[Stored items from a collection]
Begin
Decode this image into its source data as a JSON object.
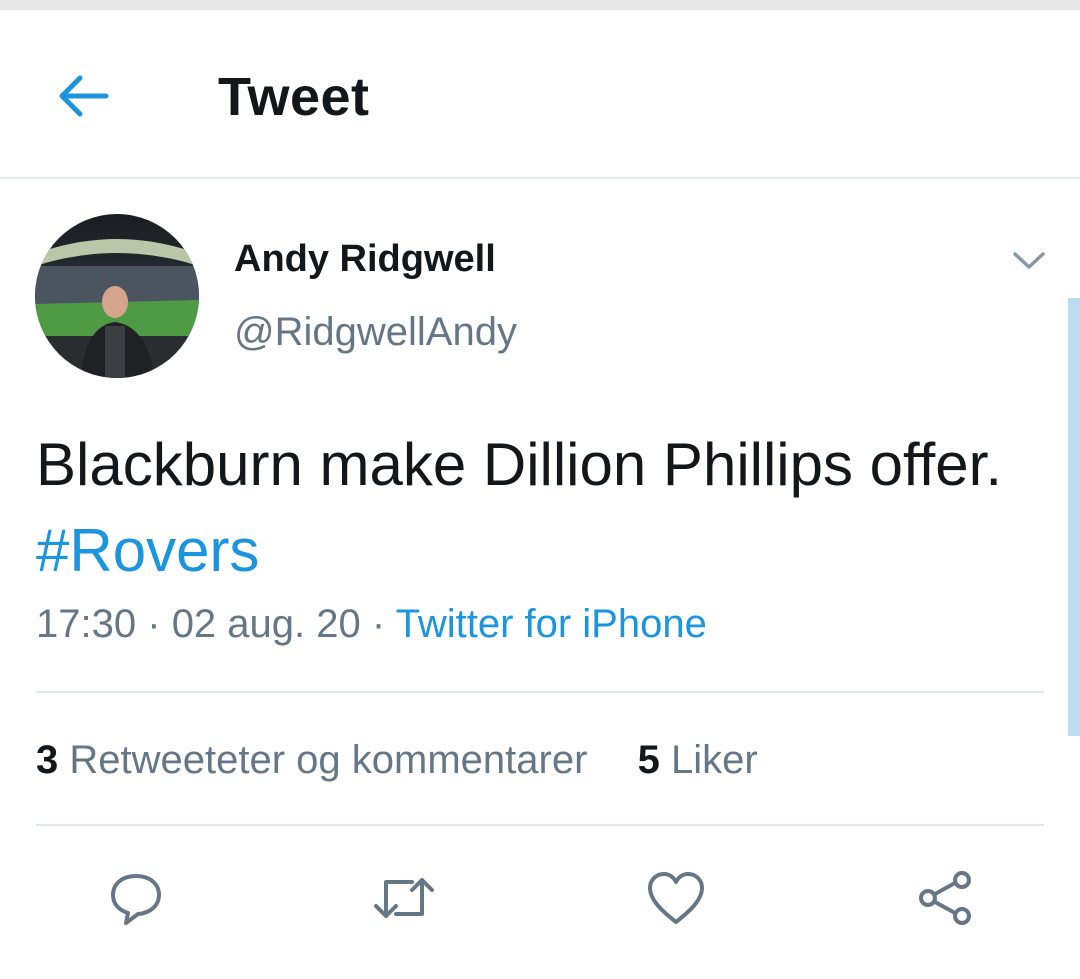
{
  "header": {
    "back_icon": "arrow-left-icon",
    "title": "Tweet"
  },
  "colors": {
    "accent": "#1b95e0",
    "text": "#14171a",
    "muted": "#657786",
    "divider": "#e1e8ed"
  },
  "tweet": {
    "author": {
      "display_name": "Andy Ridgwell",
      "handle": "@RidgwellAndy"
    },
    "text": "Blackburn make Dillion Phillips offer.",
    "hashtag": "#Rovers",
    "time": "17:30",
    "date": "02 aug. 20",
    "separator": "·",
    "source": "Twitter for iPhone"
  },
  "stats": {
    "retweets_count": "3",
    "retweets_label": "Retweeteter og kommentarer",
    "likes_count": "5",
    "likes_label": "Liker"
  },
  "actions": [
    {
      "icon": "reply-icon"
    },
    {
      "icon": "retweet-icon"
    },
    {
      "icon": "like-icon"
    },
    {
      "icon": "share-icon"
    }
  ]
}
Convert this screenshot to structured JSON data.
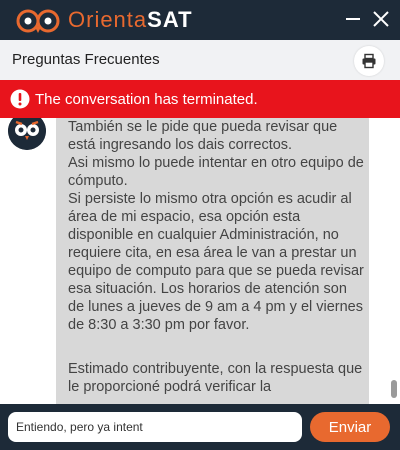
{
  "app": {
    "brand_part1": "Orienta",
    "brand_part2": "SAT",
    "icons": {
      "logo": "owl-logo-icon",
      "minimize": "minimize-icon",
      "close": "close-icon"
    },
    "colors": {
      "titlebar": "#1d2a38",
      "accent": "#e8692f"
    }
  },
  "header": {
    "title": "Preguntas Frecuentes",
    "print_icon": "printer-icon"
  },
  "alert": {
    "text": "The conversation has terminated.",
    "icon": "exclamation-circle-icon",
    "color": "#e8141c"
  },
  "chat": {
    "bot_avatar_icon": "owl-avatar-icon",
    "message": {
      "paragraphs": [
        "También se le pide que pueda revisar que está ingresando los dais correctos.",
        "Asi mismo lo puede intentar en otro equipo de cómputo.",
        "Si persiste lo mismo otra opción es acudir al área de mi espacio, esa opción esta disponible en cualquier Administración, no requiere cita, en esa área le van a prestar un equipo de computo para que se pueda revisar esa situación. Los horarios de atención son de lunes a jueves de 9 am a 4 pm y el viernes de 8:30 a 3:30 pm por favor.",
        "Estimado contribuyente, con la respuesta que le proporcioné podrá verificar la"
      ]
    }
  },
  "composer": {
    "input_value": "Entiendo, pero ya intent",
    "send_label": "Enviar"
  }
}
End
Skip the images and write out the rest of the listing exactly.

Decode this image into its source data as a JSON object.
{
  "header": {
    "back_icon": "arrow-left-icon",
    "title": "Tweet"
  },
  "colors": {
    "accent": "#1b95e0",
    "text": "#14171a",
    "muted": "#657786",
    "divider": "#e1e8ed"
  },
  "tweet": {
    "author": {
      "display_name": "Andy Ridgwell",
      "handle": "@RidgwellAndy"
    },
    "text": "Blackburn make Dillion Phillips offer.",
    "hashtag": "#Rovers",
    "time": "17:30",
    "date": "02 aug. 20",
    "separator": "·",
    "source": "Twitter for iPhone"
  },
  "stats": {
    "retweets_count": "3",
    "retweets_label": "Retweeteter og kommentarer",
    "likes_count": "5",
    "likes_label": "Liker"
  },
  "actions": [
    {
      "icon": "reply-icon"
    },
    {
      "icon": "retweet-icon"
    },
    {
      "icon": "like-icon"
    },
    {
      "icon": "share-icon"
    }
  ]
}
Convert this screenshot to structured JSON data.
{
  "app": {
    "brand_part1": "Orienta",
    "brand_part2": "SAT",
    "icons": {
      "logo": "owl-logo-icon",
      "minimize": "minimize-icon",
      "close": "close-icon"
    },
    "colors": {
      "titlebar": "#1d2a38",
      "accent": "#e8692f"
    }
  },
  "header": {
    "title": "Preguntas Frecuentes",
    "print_icon": "printer-icon"
  },
  "alert": {
    "text": "The conversation has terminated.",
    "icon": "exclamation-circle-icon",
    "color": "#e8141c"
  },
  "chat": {
    "bot_avatar_icon": "owl-avatar-icon",
    "message": {
      "paragraphs": [
        "También se le pide que pueda revisar que está ingresando los dais correctos.",
        "Asi mismo lo puede intentar en otro equipo de cómputo.",
        "Si persiste lo mismo otra opción es acudir al área de mi espacio, esa opción esta disponible en cualquier Administración, no requiere cita, en esa área le van a prestar un equipo de computo para que se pueda revisar esa situación. Los horarios de atención son de lunes a jueves de 9 am a 4 pm y el viernes de 8:30 a 3:30 pm por favor.",
        "Estimado contribuyente, con la respuesta que le proporcioné podrá verificar la"
      ]
    }
  },
  "composer": {
    "input_value": "Entiendo, pero ya intent",
    "send_label": "Enviar"
  }
}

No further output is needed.